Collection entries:
****************************************

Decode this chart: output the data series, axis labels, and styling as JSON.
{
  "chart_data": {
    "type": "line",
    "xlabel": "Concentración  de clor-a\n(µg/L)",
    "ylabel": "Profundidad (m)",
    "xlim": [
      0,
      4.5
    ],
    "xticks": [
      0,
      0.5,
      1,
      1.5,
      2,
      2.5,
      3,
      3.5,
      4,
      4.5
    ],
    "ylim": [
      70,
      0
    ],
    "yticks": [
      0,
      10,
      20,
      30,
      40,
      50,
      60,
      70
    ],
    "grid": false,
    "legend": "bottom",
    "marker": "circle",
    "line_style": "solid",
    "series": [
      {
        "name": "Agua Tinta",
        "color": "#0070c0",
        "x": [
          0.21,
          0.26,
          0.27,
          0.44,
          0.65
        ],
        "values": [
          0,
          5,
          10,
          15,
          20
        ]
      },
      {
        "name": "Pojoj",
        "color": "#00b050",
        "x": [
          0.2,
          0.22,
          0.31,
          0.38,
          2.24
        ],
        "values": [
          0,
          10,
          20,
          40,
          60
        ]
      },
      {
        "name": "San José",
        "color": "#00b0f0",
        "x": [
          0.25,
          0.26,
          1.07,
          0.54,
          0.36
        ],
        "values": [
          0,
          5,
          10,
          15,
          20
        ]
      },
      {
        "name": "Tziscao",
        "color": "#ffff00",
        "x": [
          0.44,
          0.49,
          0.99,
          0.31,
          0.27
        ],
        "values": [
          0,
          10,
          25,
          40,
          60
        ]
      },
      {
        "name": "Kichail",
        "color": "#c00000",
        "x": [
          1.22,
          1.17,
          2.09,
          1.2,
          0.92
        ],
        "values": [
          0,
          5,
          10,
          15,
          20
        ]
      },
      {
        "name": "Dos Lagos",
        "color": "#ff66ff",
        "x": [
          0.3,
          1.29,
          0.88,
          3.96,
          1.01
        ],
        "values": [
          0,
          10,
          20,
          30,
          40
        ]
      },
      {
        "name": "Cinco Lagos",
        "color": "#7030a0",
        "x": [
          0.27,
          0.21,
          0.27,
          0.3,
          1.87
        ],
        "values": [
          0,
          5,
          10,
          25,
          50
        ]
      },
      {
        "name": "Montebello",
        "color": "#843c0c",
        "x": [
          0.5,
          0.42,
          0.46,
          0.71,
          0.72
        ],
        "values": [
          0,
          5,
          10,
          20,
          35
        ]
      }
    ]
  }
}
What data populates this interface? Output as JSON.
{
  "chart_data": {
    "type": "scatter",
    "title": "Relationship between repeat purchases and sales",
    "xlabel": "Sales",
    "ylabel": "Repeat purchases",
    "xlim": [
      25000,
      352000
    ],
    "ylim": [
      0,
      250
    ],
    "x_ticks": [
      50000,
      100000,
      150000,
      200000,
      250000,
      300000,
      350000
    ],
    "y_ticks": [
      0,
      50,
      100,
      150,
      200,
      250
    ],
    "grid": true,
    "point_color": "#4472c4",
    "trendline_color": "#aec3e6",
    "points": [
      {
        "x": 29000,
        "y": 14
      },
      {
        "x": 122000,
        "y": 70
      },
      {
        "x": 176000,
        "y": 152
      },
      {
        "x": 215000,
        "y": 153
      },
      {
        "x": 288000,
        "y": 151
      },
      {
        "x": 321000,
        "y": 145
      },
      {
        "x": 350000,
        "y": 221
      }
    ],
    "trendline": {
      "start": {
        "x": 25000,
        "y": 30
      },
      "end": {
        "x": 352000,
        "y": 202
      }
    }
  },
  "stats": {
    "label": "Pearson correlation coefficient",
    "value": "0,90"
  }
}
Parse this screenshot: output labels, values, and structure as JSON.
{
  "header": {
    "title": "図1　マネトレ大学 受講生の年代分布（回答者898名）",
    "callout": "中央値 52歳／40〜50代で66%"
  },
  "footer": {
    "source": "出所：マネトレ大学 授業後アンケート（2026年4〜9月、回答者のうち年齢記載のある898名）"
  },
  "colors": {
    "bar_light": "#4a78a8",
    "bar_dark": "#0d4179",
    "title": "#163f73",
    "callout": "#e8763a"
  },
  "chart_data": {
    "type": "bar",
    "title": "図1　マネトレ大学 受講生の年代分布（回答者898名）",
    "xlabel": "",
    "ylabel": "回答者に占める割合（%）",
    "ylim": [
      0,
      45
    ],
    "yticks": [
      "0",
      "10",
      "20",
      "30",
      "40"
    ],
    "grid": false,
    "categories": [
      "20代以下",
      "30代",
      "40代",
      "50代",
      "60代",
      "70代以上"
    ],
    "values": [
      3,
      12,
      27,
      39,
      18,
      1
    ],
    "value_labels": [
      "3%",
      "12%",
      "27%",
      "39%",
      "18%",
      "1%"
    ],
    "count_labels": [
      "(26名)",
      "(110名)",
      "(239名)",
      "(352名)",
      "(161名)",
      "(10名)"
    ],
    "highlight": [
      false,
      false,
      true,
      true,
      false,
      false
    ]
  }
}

****************************************

TASK:
Word for word, extract all the records.

COMPLETE OUTPUT:
Decode this chart: output the data series, axis labels, and styling as JSON.
{
  "chart_data": {
    "type": "line",
    "xlabel": "Concentración  de clor-a\n(µg/L)",
    "ylabel": "Profundidad (m)",
    "xlim": [
      0,
      4.5
    ],
    "xticks": [
      0,
      0.5,
      1,
      1.5,
      2,
      2.5,
      3,
      3.5,
      4,
      4.5
    ],
    "ylim": [
      70,
      0
    ],
    "yticks": [
      0,
      10,
      20,
      30,
      40,
      50,
      60,
      70
    ],
    "grid": false,
    "legend": "bottom",
    "marker": "circle",
    "line_style": "solid",
    "series": [
      {
        "name": "Agua Tinta",
        "color": "#0070c0",
        "x": [
          0.21,
          0.26,
          0.27,
          0.44,
          0.65
        ],
        "values": [
          0,
          5,
          10,
          15,
          20
        ]
      },
      {
        "name": "Pojoj",
        "color": "#00b050",
        "x": [
          0.2,
          0.22,
          0.31,
          0.38,
          2.24
        ],
        "values": [
          0,
          10,
          20,
          40,
          60
        ]
      },
      {
        "name": "San José",
        "color": "#00b0f0",
        "x": [
          0.25,
          0.26,
          1.07,
          0.54,
          0.36
        ],
        "values": [
          0,
          5,
          10,
          15,
          20
        ]
      },
      {
        "name": "Tziscao",
        "color": "#ffff00",
        "x": [
          0.44,
          0.49,
          0.99,
          0.31,
          0.27
        ],
        "values": [
          0,
          10,
          25,
          40,
          60
        ]
      },
      {
        "name": "Kichail",
        "color": "#c00000",
        "x": [
          1.22,
          1.17,
          2.09,
          1.2,
          0.92
        ],
        "values": [
          0,
          5,
          10,
          15,
          20
        ]
      },
      {
        "name": "Dos Lagos",
        "color": "#ff66ff",
        "x": [
          0.3,
          1.29,
          0.88,
          3.96,
          1.01
        ],
        "values": [
          0,
          10,
          20,
          30,
          40
        ]
      },
      {
        "name": "Cinco Lagos",
        "color": "#7030a0",
        "x": [
          0.27,
          0.21,
          0.27,
          0.3,
          1.87
        ],
        "values": [
          0,
          5,
          10,
          25,
          50
        ]
      },
      {
        "name": "Montebello",
        "color": "#843c0c",
        "x": [
          0.5,
          0.42,
          0.46,
          0.71,
          0.72
        ],
        "values": [
          0,
          5,
          10,
          20,
          35
        ]
      }
    ]
  }
}
What data populates this interface? Output as JSON.
{
  "chart_data": {
    "type": "scatter",
    "title": "Relationship between repeat purchases and sales",
    "xlabel": "Sales",
    "ylabel": "Repeat purchases",
    "xlim": [
      25000,
      352000
    ],
    "ylim": [
      0,
      250
    ],
    "x_ticks": [
      50000,
      100000,
      150000,
      200000,
      250000,
      300000,
      350000
    ],
    "y_ticks": [
      0,
      50,
      100,
      150,
      200,
      250
    ],
    "grid": true,
    "point_color": "#4472c4",
    "trendline_color": "#aec3e6",
    "points": [
      {
        "x": 29000,
        "y": 14
      },
      {
        "x": 122000,
        "y": 70
      },
      {
        "x": 176000,
        "y": 152
      },
      {
        "x": 215000,
        "y": 153
      },
      {
        "x": 288000,
        "y": 151
      },
      {
        "x": 321000,
        "y": 145
      },
      {
        "x": 350000,
        "y": 221
      }
    ],
    "trendline": {
      "start": {
        "x": 25000,
        "y": 30
      },
      "end": {
        "x": 352000,
        "y": 202
      }
    }
  },
  "stats": {
    "label": "Pearson correlation coefficient",
    "value": "0,90"
  }
}
Parse this screenshot: output labels, values, and structure as JSON.
{
  "header": {
    "title": "図1　マネトレ大学 受講生の年代分布（回答者898名）",
    "callout": "中央値 52歳／40〜50代で66%"
  },
  "footer": {
    "source": "出所：マネトレ大学 授業後アンケート（2026年4〜9月、回答者のうち年齢記載のある898名）"
  },
  "colors": {
    "bar_light": "#4a78a8",
    "bar_dark": "#0d4179",
    "title": "#163f73",
    "callout": "#e8763a"
  },
  "chart_data": {
    "type": "bar",
    "title": "図1　マネトレ大学 受講生の年代分布（回答者898名）",
    "xlabel": "",
    "ylabel": "回答者に占める割合（%）",
    "ylim": [
      0,
      45
    ],
    "yticks": [
      "0",
      "10",
      "20",
      "30",
      "40"
    ],
    "grid": false,
    "categories": [
      "20代以下",
      "30代",
      "40代",
      "50代",
      "60代",
      "70代以上"
    ],
    "values": [
      3,
      12,
      27,
      39,
      18,
      1
    ],
    "value_labels": [
      "3%",
      "12%",
      "27%",
      "39%",
      "18%",
      "1%"
    ],
    "count_labels": [
      "(26名)",
      "(110名)",
      "(239名)",
      "(352名)",
      "(161名)",
      "(10名)"
    ],
    "highlight": [
      false,
      false,
      true,
      true,
      false,
      false
    ]
  }
}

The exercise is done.